━━━━━ Exercise material ━━━━━

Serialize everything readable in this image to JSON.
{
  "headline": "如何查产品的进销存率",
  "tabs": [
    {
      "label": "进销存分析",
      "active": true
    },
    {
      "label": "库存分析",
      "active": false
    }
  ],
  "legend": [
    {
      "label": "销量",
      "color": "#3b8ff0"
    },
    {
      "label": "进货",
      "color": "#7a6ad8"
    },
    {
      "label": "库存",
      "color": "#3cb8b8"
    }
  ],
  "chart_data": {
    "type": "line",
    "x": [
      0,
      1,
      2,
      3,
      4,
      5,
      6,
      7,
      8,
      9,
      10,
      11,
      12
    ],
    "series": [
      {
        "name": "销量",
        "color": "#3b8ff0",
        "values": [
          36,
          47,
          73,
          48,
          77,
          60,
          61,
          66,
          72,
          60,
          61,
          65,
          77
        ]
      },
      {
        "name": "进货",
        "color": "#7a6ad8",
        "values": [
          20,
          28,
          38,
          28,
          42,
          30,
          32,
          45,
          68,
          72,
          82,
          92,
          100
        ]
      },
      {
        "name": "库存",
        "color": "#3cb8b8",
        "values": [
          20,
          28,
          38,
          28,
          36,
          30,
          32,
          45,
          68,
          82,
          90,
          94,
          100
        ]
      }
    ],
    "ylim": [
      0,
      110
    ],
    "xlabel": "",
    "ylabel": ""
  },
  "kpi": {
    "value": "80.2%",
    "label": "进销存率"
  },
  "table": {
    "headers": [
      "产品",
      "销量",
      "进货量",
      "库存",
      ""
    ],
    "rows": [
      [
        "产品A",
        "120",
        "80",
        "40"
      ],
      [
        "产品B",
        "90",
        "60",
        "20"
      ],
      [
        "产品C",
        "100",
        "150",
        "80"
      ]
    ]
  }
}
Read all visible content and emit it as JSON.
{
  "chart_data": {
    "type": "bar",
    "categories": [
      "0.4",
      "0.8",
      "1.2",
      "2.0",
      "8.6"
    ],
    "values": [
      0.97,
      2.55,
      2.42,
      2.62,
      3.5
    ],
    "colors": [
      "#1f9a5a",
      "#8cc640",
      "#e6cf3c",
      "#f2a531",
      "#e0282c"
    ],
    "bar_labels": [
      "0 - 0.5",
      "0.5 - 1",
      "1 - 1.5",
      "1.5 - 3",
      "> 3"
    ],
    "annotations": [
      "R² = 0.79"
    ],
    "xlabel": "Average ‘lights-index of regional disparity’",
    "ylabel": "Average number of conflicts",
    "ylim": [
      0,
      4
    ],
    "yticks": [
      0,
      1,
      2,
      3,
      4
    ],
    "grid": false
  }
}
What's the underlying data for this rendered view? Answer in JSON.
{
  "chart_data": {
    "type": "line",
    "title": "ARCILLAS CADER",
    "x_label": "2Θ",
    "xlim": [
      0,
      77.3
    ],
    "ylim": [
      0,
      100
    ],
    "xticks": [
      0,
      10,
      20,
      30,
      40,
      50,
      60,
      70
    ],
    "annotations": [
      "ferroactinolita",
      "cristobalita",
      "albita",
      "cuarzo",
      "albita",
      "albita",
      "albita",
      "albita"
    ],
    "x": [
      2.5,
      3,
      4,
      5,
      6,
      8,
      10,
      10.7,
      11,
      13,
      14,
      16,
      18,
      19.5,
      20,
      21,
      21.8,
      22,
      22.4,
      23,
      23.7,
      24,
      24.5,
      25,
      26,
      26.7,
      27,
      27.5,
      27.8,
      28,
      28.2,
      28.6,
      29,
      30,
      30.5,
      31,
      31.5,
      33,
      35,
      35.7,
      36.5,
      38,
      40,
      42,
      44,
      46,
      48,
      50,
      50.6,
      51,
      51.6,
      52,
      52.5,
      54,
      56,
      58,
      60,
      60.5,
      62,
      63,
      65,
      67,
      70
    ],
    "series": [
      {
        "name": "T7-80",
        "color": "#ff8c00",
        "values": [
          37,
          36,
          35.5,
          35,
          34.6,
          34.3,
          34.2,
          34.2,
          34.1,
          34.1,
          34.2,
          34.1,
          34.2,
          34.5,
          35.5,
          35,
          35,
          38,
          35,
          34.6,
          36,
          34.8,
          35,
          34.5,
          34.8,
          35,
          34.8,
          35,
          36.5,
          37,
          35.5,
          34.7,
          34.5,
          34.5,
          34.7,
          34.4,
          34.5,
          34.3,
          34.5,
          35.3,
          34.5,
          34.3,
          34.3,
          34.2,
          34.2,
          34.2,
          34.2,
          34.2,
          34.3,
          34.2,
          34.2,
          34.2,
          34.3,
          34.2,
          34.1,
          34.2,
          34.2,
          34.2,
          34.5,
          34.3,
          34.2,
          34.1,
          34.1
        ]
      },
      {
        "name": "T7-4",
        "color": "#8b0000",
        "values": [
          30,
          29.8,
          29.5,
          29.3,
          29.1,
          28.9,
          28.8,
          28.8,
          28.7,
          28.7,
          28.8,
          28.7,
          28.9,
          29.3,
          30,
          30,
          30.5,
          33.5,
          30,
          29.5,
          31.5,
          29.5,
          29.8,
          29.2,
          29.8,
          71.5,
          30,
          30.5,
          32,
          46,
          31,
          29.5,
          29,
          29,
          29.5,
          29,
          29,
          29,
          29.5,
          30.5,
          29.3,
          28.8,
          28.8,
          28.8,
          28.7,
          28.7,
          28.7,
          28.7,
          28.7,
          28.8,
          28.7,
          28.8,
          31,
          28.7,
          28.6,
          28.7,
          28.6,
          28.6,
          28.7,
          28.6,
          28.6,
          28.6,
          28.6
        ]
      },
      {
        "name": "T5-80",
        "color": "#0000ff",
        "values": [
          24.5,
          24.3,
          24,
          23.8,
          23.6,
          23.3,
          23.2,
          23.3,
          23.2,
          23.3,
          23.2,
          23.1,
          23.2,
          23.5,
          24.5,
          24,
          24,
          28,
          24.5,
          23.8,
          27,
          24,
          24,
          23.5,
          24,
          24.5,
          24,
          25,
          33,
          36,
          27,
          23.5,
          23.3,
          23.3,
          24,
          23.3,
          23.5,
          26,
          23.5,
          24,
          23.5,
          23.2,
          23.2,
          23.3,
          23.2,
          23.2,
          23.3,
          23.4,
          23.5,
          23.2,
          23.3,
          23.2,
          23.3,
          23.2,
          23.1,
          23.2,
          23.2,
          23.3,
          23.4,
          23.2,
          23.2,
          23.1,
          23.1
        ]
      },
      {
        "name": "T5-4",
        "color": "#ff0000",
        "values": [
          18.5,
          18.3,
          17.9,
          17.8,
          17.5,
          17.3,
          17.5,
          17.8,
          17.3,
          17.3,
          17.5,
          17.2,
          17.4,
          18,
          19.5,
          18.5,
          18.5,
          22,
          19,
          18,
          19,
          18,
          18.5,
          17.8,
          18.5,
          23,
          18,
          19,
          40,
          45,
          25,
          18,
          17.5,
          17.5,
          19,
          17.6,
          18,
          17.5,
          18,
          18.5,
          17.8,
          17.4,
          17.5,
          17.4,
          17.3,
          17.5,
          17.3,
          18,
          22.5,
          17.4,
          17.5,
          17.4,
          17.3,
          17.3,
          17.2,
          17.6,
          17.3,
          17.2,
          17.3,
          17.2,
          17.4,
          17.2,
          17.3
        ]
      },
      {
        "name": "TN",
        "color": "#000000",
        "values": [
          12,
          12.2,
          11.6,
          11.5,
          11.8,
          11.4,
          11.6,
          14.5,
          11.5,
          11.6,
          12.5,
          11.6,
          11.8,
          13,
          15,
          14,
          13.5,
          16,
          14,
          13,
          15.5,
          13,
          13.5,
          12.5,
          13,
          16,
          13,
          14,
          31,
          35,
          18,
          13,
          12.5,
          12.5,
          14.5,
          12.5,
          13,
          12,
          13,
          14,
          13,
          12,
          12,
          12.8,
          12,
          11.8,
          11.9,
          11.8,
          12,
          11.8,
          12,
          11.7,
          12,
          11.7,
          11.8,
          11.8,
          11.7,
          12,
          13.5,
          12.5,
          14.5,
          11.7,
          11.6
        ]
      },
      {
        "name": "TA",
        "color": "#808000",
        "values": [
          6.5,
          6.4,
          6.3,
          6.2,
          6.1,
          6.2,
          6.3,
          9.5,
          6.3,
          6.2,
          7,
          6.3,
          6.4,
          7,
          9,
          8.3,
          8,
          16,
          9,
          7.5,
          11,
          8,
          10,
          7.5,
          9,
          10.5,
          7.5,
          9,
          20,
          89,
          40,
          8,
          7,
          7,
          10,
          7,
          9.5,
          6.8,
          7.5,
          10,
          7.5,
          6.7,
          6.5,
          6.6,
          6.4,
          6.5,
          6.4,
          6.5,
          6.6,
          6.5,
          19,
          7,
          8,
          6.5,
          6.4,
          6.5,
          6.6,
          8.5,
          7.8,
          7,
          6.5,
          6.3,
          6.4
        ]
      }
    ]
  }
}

━━━━━

Find "name". Copy every line it occurs in.

        "name": "销量",
        "name": "进货",
        "name": "库存",
        "name": "T7-80",
        "name": "T7-4",
        "name": "T5-80",
        "name": "T5-4",
        "name": "TN",
        "name": "TA",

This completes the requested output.